**The data:**
++++++++

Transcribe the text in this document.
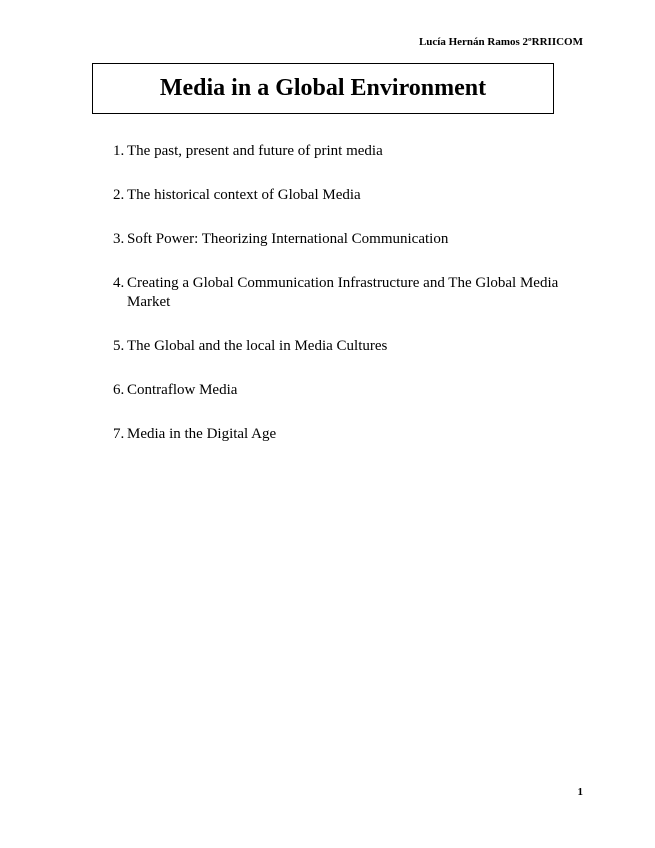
Lucía Hernán Ramos 2ºRRIICOM
Media in a Global Environment
1. The past, present and future of print media
2. The historical context of Global Media
3. Soft Power: Theorizing International Communication
4. Creating a Global Communication Infrastructure and The Global Media Market
5. The Global and the local in Media Cultures
6. Contraflow Media
7. Media in the Digital Age
1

++++++++

**Task details:** Return the entries unchanged, save for the pictures, which do not belong in the copy.

**The completed task:**
Transcribe the text in this document.
Lucía Hernán Ramos 2ºRRIICOM
Media in a Global Environment
1. The past, present and future of print media
2. The historical context of Global Media
3. Soft Power: Theorizing International Communication
4. Creating a Global Communication Infrastructure and The Global Media Market
5. The Global and the local in Media Cultures
6. Contraflow Media
7. Media in the Digital Age
1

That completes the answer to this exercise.